╭─ Data shown

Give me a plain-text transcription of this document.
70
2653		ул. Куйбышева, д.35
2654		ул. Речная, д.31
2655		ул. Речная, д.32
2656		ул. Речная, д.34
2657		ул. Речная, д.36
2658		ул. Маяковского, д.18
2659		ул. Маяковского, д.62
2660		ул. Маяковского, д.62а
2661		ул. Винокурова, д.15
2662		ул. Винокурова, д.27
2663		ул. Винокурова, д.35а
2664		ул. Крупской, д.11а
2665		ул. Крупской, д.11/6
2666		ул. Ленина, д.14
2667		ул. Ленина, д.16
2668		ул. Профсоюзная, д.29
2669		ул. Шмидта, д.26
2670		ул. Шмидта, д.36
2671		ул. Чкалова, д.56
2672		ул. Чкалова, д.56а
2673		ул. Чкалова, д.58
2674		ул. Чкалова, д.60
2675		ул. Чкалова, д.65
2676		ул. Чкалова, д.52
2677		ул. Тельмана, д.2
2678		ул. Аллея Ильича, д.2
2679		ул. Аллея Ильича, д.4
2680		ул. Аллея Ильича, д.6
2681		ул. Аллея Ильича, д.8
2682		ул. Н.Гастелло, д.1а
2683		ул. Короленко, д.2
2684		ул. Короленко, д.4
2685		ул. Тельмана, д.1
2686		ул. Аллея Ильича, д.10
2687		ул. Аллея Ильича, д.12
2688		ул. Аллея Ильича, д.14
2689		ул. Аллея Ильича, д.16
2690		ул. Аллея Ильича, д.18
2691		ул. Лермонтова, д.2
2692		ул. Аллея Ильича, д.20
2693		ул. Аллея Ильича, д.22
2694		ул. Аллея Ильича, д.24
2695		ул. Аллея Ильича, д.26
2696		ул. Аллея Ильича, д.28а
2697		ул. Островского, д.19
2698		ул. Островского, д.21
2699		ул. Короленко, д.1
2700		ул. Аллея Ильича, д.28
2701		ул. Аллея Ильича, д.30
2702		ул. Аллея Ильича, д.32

╰─

◆ What this task involves
Copy each line of the data exactly, leaving nothing out.

◆ Response
Give me a plain-text transcription of this document.
70
2653		ул. Куйбышева, д.35
2654		ул. Речная, д.31
2655		ул. Речная, д.32
2656		ул. Речная, д.34
2657		ул. Речная, д.36
2658		ул. Маяковского, д.18
2659		ул. Маяковского, д.62
2660		ул. Маяковского, д.62а
2661		ул. Винокурова, д.15
2662		ул. Винокурова, д.27
2663		ул. Винокурова, д.35а
2664		ул. Крупской, д.11а
2665		ул. Крупской, д.11/6
2666		ул. Ленина, д.14
2667		ул. Ленина, д.16
2668		ул. Профсоюзная, д.29
2669		ул. Шмидта, д.26
2670		ул. Шмидта, д.36
2671		ул. Чкалова, д.56
2672		ул. Чкалова, д.56а
2673		ул. Чкалова, д.58
2674		ул. Чкалова, д.60
2675		ул. Чкалова, д.65
2676		ул. Чкалова, д.52
2677		ул. Тельмана, д.2
2678		ул. Аллея Ильича, д.2
2679		ул. Аллея Ильича, д.4
2680		ул. Аллея Ильича, д.6
2681		ул. Аллея Ильича, д.8
2682		ул. Н.Гастелло, д.1а
2683		ул. Короленко, д.2
2684		ул. Короленко, д.4
2685		ул. Тельмана, д.1
2686		ул. Аллея Ильича, д.10
2687		ул. Аллея Ильича, д.12
2688		ул. Аллея Ильича, д.14
2689		ул. Аллея Ильича, д.16
2690		ул. Аллея Ильича, д.18
2691		ул. Лермонтова, д.2
2692		ул. Аллея Ильича, д.20
2693		ул. Аллея Ильича, д.22
2694		ул. Аллея Ильича, д.24
2695		ул. Аллея Ильича, д.26
2696		ул. Аллея Ильича, д.28а
2697		ул. Островского, д.19
2698		ул. Островского, д.21
2699		ул. Короленко, д.1
2700		ул. Аллея Ильича, д.28
2701		ул. Аллея Ильича, д.30
2702		ул. Аллея Ильича, д.32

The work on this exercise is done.